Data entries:
* start *

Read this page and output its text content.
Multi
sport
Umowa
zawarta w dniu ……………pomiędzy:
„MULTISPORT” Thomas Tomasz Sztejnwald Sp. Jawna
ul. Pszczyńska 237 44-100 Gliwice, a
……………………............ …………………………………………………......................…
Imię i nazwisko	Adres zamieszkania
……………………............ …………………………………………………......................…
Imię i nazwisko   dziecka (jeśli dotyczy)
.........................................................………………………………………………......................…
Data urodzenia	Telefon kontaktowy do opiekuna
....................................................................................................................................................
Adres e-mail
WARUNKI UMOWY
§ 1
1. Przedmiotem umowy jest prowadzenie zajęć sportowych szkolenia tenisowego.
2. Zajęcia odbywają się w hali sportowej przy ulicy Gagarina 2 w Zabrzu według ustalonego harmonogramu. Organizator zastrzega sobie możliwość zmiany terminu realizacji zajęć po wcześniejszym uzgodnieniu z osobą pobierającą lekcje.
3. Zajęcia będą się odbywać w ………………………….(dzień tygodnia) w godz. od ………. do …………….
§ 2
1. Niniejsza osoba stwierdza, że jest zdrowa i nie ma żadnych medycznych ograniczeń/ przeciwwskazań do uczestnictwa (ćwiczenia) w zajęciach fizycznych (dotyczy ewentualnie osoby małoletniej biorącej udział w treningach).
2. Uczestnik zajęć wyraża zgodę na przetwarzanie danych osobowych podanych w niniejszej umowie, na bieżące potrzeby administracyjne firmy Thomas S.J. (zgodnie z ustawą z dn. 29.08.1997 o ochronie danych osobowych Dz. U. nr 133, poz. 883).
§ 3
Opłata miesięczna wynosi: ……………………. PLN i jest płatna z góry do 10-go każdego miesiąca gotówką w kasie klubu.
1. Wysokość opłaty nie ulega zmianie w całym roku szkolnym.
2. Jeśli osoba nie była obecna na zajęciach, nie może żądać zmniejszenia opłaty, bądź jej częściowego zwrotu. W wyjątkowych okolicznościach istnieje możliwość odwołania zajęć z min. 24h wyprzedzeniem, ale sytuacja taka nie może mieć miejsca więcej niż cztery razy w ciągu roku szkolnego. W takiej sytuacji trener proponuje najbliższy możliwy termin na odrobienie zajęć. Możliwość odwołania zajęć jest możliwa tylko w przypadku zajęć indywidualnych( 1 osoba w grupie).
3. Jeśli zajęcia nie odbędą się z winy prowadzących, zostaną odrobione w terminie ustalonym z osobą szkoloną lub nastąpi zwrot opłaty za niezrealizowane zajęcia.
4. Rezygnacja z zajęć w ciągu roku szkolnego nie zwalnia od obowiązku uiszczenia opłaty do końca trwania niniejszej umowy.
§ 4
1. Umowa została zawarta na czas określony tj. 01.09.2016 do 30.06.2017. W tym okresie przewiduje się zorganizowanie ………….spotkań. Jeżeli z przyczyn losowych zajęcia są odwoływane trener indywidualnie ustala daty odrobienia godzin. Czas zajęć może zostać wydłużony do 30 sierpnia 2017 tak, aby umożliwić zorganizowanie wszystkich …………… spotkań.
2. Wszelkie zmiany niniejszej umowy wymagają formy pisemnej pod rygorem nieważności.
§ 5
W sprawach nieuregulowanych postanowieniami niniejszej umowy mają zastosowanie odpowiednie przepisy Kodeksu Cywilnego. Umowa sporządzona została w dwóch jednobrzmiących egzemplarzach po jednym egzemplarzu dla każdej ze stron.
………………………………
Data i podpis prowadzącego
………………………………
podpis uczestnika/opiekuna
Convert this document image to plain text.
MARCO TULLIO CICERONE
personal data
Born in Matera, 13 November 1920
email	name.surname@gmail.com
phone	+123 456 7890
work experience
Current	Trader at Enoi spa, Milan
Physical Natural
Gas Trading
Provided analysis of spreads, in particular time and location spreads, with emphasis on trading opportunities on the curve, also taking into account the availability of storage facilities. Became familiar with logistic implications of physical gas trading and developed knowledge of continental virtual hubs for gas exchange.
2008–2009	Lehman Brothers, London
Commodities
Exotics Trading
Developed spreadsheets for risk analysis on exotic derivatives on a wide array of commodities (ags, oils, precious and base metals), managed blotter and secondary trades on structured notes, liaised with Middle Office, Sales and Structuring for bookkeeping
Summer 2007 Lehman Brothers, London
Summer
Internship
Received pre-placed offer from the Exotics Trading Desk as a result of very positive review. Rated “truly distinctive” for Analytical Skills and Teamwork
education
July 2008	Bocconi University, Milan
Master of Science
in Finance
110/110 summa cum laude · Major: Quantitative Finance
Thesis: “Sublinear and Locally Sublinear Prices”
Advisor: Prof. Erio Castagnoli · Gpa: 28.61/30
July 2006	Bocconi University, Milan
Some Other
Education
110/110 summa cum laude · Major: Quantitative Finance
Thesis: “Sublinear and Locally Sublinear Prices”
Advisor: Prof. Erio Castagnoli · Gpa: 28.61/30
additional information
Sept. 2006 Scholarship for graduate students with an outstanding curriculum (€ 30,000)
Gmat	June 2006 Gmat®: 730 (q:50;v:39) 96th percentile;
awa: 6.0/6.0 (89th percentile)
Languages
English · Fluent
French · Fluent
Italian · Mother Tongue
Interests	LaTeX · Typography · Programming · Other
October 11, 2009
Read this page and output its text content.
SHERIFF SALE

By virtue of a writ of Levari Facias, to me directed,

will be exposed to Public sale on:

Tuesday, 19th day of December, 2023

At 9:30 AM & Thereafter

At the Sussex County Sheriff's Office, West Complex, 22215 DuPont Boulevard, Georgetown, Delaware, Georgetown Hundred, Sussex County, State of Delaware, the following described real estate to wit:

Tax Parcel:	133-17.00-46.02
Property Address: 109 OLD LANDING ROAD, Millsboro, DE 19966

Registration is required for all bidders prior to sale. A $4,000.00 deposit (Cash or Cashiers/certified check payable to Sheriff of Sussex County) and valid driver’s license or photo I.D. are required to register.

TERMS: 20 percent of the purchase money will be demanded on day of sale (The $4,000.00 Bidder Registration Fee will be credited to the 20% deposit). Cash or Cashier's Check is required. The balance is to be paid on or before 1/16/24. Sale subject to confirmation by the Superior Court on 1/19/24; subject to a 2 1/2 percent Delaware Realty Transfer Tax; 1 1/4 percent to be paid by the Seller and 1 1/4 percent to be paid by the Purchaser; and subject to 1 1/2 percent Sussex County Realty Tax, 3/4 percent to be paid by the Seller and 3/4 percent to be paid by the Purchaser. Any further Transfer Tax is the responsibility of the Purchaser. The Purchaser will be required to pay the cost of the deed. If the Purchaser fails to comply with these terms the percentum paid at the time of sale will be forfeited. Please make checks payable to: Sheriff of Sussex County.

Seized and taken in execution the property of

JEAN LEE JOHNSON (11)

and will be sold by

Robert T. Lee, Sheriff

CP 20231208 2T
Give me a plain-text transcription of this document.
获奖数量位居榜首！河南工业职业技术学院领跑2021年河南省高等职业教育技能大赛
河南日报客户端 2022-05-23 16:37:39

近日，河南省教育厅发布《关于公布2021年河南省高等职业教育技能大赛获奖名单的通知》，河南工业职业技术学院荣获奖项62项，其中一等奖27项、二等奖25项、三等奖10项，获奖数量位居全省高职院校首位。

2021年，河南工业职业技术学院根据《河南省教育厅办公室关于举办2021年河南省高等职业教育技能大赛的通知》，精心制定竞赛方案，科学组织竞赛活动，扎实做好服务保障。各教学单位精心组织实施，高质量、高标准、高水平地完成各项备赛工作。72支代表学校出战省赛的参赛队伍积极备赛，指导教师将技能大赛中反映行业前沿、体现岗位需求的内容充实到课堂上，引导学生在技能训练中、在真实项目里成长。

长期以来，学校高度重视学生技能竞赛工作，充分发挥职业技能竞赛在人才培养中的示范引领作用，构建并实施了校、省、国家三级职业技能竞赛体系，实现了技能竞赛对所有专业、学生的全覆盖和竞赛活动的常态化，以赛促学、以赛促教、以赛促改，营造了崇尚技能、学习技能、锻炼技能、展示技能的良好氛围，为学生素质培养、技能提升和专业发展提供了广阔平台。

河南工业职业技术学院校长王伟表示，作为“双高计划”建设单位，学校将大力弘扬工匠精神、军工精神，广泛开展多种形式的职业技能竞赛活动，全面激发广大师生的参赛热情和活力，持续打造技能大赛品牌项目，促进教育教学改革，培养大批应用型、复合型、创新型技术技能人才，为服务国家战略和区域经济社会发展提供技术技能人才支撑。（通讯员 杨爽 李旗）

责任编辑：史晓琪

* end *

WHAT NEEDS TO BE DONE:
Reproduce the lines of the entries above exactly, but only from the line containing "Give me a plain-text" through the final line.

RESPONSE:
Give me a plain-text transcription of this document.
获奖数量位居榜首！河南工业职业技术学院领跑2021年河南省高等职业教育技能大赛
河南日报客户端 2022-05-23 16:37:39

近日，河南省教育厅发布《关于公布2021年河南省高等职业教育技能大赛获奖名单的通知》，河南工业职业技术学院荣获奖项62项，其中一等奖27项、二等奖25项、三等奖10项，获奖数量位居全省高职院校首位。

2021年，河南工业职业技术学院根据《河南省教育厅办公室关于举办2021年河南省高等职业教育技能大赛的通知》，精心制定竞赛方案，科学组织竞赛活动，扎实做好服务保障。各教学单位精心组织实施，高质量、高标准、高水平地完成各项备赛工作。72支代表学校出战省赛的参赛队伍积极备赛，指导教师将技能大赛中反映行业前沿、体现岗位需求的内容充实到课堂上，引导学生在技能训练中、在真实项目里成长。

长期以来，学校高度重视学生技能竞赛工作，充分发挥职业技能竞赛在人才培养中的示范引领作用，构建并实施了校、省、国家三级职业技能竞赛体系，实现了技能竞赛对所有专业、学生的全覆盖和竞赛活动的常态化，以赛促学、以赛促教、以赛促改，营造了崇尚技能、学习技能、锻炼技能、展示技能的良好氛围，为学生素质培养、技能提升和专业发展提供了广阔平台。

河南工业职业技术学院校长王伟表示，作为“双高计划”建设单位，学校将大力弘扬工匠精神、军工精神，广泛开展多种形式的职业技能竞赛活动，全面激发广大师生的参赛热情和活力，持续打造技能大赛品牌项目，促进教育教学改革，培养大批应用型、复合型、创新型技术技能人才，为服务国家战略和区域经济社会发展提供技术技能人才支撑。（通讯员 杨爽 李旗）

责任编辑：史晓琪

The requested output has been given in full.